(Data records)
* START *
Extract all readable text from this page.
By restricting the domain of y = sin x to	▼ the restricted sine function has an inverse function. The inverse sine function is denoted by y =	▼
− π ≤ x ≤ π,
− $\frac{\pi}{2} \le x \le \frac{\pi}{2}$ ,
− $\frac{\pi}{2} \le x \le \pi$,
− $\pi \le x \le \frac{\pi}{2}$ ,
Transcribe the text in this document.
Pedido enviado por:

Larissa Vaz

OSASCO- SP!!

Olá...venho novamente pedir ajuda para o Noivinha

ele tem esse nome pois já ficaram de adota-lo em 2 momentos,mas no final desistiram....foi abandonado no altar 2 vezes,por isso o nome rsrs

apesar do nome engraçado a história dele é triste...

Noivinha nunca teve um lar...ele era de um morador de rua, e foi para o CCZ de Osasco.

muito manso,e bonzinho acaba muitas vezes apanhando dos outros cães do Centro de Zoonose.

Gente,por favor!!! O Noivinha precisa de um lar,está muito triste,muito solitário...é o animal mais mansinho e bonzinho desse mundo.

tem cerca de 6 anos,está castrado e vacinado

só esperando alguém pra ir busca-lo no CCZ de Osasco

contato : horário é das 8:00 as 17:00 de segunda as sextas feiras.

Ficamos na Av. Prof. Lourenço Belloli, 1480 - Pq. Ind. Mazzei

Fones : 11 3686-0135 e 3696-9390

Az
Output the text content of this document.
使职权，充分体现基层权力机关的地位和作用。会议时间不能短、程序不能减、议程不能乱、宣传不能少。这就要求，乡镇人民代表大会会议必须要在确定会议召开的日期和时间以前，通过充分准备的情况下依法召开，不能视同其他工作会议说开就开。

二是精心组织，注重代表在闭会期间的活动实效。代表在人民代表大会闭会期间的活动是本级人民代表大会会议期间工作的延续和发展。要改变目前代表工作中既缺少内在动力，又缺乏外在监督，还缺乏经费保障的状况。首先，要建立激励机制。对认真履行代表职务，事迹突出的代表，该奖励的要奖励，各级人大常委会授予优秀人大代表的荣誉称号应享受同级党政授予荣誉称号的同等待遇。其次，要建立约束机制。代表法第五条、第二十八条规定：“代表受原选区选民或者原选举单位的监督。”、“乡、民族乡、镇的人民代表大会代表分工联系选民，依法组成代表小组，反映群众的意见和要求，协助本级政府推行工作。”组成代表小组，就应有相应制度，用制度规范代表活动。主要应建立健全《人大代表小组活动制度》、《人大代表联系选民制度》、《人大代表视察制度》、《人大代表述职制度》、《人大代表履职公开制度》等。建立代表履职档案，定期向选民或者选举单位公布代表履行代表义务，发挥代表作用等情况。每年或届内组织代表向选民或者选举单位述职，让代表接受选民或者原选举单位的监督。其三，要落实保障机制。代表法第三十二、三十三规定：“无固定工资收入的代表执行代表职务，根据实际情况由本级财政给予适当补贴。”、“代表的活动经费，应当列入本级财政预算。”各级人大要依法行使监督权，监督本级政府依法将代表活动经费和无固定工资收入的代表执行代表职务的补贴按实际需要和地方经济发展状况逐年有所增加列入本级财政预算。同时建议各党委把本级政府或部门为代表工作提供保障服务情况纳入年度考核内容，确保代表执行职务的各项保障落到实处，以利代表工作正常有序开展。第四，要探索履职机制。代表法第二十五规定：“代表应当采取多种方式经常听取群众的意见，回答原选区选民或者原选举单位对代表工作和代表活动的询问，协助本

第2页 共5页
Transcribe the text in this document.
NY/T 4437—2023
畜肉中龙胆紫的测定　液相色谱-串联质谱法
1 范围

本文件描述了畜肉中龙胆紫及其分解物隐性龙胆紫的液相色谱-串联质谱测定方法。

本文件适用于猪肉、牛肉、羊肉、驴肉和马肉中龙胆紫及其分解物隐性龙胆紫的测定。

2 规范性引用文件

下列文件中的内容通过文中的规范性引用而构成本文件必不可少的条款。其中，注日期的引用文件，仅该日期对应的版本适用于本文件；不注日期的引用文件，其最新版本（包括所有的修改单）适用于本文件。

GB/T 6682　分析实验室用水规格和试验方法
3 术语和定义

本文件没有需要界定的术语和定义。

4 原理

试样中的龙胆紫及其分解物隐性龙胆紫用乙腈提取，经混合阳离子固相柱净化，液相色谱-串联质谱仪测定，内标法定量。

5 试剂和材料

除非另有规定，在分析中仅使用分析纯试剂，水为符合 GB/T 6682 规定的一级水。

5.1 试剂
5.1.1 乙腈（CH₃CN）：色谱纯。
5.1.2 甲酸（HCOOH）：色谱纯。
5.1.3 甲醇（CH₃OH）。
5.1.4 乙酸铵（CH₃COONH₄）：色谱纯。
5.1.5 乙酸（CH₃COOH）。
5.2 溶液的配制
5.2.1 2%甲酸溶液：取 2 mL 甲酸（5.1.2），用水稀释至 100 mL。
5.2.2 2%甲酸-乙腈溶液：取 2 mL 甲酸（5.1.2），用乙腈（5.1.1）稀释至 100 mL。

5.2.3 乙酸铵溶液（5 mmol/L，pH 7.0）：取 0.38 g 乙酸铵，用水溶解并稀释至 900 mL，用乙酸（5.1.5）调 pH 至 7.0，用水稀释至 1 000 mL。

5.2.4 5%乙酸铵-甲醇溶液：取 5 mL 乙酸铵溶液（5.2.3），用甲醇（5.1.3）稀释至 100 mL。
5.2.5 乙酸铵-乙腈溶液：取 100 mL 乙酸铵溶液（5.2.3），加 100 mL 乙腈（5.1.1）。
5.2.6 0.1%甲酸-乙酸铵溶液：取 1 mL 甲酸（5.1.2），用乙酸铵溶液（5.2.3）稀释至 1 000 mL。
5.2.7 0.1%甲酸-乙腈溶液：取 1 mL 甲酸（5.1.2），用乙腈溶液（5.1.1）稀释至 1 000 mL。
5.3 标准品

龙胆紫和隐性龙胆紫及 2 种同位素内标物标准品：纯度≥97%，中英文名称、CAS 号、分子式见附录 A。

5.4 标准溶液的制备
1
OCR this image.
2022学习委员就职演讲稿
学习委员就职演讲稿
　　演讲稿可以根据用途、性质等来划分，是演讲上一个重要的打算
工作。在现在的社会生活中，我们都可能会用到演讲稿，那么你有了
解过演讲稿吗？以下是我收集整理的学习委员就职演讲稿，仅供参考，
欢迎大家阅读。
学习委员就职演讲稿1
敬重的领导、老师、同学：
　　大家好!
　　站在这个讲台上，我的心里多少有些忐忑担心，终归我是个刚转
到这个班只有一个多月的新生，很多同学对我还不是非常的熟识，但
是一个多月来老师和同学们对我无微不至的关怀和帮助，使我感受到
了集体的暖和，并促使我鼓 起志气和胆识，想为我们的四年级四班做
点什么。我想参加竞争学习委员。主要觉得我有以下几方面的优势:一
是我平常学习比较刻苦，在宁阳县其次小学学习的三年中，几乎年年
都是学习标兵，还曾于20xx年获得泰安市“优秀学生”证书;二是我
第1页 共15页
* END *
*Problem description*:
Copy the entries above exactly, leaving none out.

*Answer for this exercise*:
Extract all readable text from this page.
By restricting the domain of y = sin x to	▼ the restricted sine function has an inverse function. The inverse sine function is denoted by y =	▼
− π ≤ x ≤ π,
− $\frac{\pi}{2} \le x \le \frac{\pi}{2}$ ,
− $\frac{\pi}{2} \le x \le \pi$,
− $\pi \le x \le \frac{\pi}{2}$ ,
Transcribe the text in this document.
Pedido enviado por:

Larissa Vaz

OSASCO- SP!!

Olá...venho novamente pedir ajuda para o Noivinha

ele tem esse nome pois já ficaram de adota-lo em 2 momentos,mas no final desistiram....foi abandonado no altar 2 vezes,por isso o nome rsrs

apesar do nome engraçado a história dele é triste...

Noivinha nunca teve um lar...ele era de um morador de rua, e foi para o CCZ de Osasco.

muito manso,e bonzinho acaba muitas vezes apanhando dos outros cães do Centro de Zoonose.

Gente,por favor!!! O Noivinha precisa de um lar,está muito triste,muito solitário...é o animal mais mansinho e bonzinho desse mundo.

tem cerca de 6 anos,está castrado e vacinado

só esperando alguém pra ir busca-lo no CCZ de Osasco

contato : horário é das 8:00 as 17:00 de segunda as sextas feiras.

Ficamos na Av. Prof. Lourenço Belloli, 1480 - Pq. Ind. Mazzei

Fones : 11 3686-0135 e 3696-9390

Az
Output the text content of this document.
使职权，充分体现基层权力机关的地位和作用。会议时间不能短、程序不能减、议程不能乱、宣传不能少。这就要求，乡镇人民代表大会会议必须要在确定会议召开的日期和时间以前，通过充分准备的情况下依法召开，不能视同其他工作会议说开就开。

二是精心组织，注重代表在闭会期间的活动实效。代表在人民代表大会闭会期间的活动是本级人民代表大会会议期间工作的延续和发展。要改变目前代表工作中既缺少内在动力，又缺乏外在监督，还缺乏经费保障的状况。首先，要建立激励机制。对认真履行代表职务，事迹突出的代表，该奖励的要奖励，各级人大常委会授予优秀人大代表的荣誉称号应享受同级党政授予荣誉称号的同等待遇。其次，要建立约束机制。代表法第五条、第二十八条规定：“代表受原选区选民或者原选举单位的监督。”、“乡、民族乡、镇的人民代表大会代表分工联系选民，依法组成代表小组，反映群众的意见和要求，协助本级政府推行工作。”组成代表小组，就应有相应制度，用制度规范代表活动。主要应建立健全《人大代表小组活动制度》、《人大代表联系选民制度》、《人大代表视察制度》、《人大代表述职制度》、《人大代表履职公开制度》等。建立代表履职档案，定期向选民或者选举单位公布代表履行代表义务，发挥代表作用等情况。每年或届内组织代表向选民或者选举单位述职，让代表接受选民或者原选举单位的监督。其三，要落实保障机制。代表法第三十二、三十三规定：“无固定工资收入的代表执行代表职务，根据实际情况由本级财政给予适当补贴。”、“代表的活动经费，应当列入本级财政预算。”各级人大要依法行使监督权，监督本级政府依法将代表活动经费和无固定工资收入的代表执行代表职务的补贴按实际需要和地方经济发展状况逐年有所增加列入本级财政预算。同时建议各党委把本级政府或部门为代表工作提供保障服务情况纳入年度考核内容，确保代表执行职务的各项保障落到实处，以利代表工作正常有序开展。第四，要探索履职机制。代表法第二十五规定：“代表应当采取多种方式经常听取群众的意见，回答原选区选民或者原选举单位对代表工作和代表活动的询问，协助本

第2页 共5页
Transcribe the text in this document.
NY/T 4437—2023
畜肉中龙胆紫的测定　液相色谱-串联质谱法
1 范围

本文件描述了畜肉中龙胆紫及其分解物隐性龙胆紫的液相色谱-串联质谱测定方法。

本文件适用于猪肉、牛肉、羊肉、驴肉和马肉中龙胆紫及其分解物隐性龙胆紫的测定。

2 规范性引用文件

下列文件中的内容通过文中的规范性引用而构成本文件必不可少的条款。其中，注日期的引用文件，仅该日期对应的版本适用于本文件；不注日期的引用文件，其最新版本（包括所有的修改单）适用于本文件。

GB/T 6682　分析实验室用水规格和试验方法
3 术语和定义

本文件没有需要界定的术语和定义。

4 原理

试样中的龙胆紫及其分解物隐性龙胆紫用乙腈提取，经混合阳离子固相柱净化，液相色谱-串联质谱仪测定，内标法定量。

5 试剂和材料

除非另有规定，在分析中仅使用分析纯试剂，水为符合 GB/T 6682 规定的一级水。

5.1 试剂
5.1.1 乙腈（CH₃CN）：色谱纯。
5.1.2 甲酸（HCOOH）：色谱纯。
5.1.3 甲醇（CH₃OH）。
5.1.4 乙酸铵（CH₃COONH₄）：色谱纯。
5.1.5 乙酸（CH₃COOH）。
5.2 溶液的配制
5.2.1 2%甲酸溶液：取 2 mL 甲酸（5.1.2），用水稀释至 100 mL。
5.2.2 2%甲酸-乙腈溶液：取 2 mL 甲酸（5.1.2），用乙腈（5.1.1）稀释至 100 mL。

5.2.3 乙酸铵溶液（5 mmol/L，pH 7.0）：取 0.38 g 乙酸铵，用水溶解并稀释至 900 mL，用乙酸（5.1.5）调 pH 至 7.0，用水稀释至 1 000 mL。

5.2.4 5%乙酸铵-甲醇溶液：取 5 mL 乙酸铵溶液（5.2.3），用甲醇（5.1.3）稀释至 100 mL。
5.2.5 乙酸铵-乙腈溶液：取 100 mL 乙酸铵溶液（5.2.3），加 100 mL 乙腈（5.1.1）。
5.2.6 0.1%甲酸-乙酸铵溶液：取 1 mL 甲酸（5.1.2），用乙酸铵溶液（5.2.3）稀释至 1 000 mL。
5.2.7 0.1%甲酸-乙腈溶液：取 1 mL 甲酸（5.1.2），用乙腈溶液（5.1.1）稀释至 1 000 mL。
5.3 标准品

龙胆紫和隐性龙胆紫及 2 种同位素内标物标准品：纯度≥97%，中英文名称、CAS 号、分子式见附录 A。

5.4 标准溶液的制备
1
OCR this image.
2022学习委员就职演讲稿
学习委员就职演讲稿
　　演讲稿可以根据用途、性质等来划分，是演讲上一个重要的打算
工作。在现在的社会生活中，我们都可能会用到演讲稿，那么你有了
解过演讲稿吗？以下是我收集整理的学习委员就职演讲稿，仅供参考，
欢迎大家阅读。
学习委员就职演讲稿1
敬重的领导、老师、同学：
　　大家好!
　　站在这个讲台上，我的心里多少有些忐忑担心，终归我是个刚转
到这个班只有一个多月的新生，很多同学对我还不是非常的熟识，但
是一个多月来老师和同学们对我无微不至的关怀和帮助，使我感受到
了集体的暖和，并促使我鼓 起志气和胆识，想为我们的四年级四班做
点什么。我想参加竞争学习委员。主要觉得我有以下几方面的优势:一
是我平常学习比较刻苦，在宁阳县其次小学学习的三年中，几乎年年
都是学习标兵，还曾于20xx年获得泰安市“优秀学生”证书;二是我
第1页 共15页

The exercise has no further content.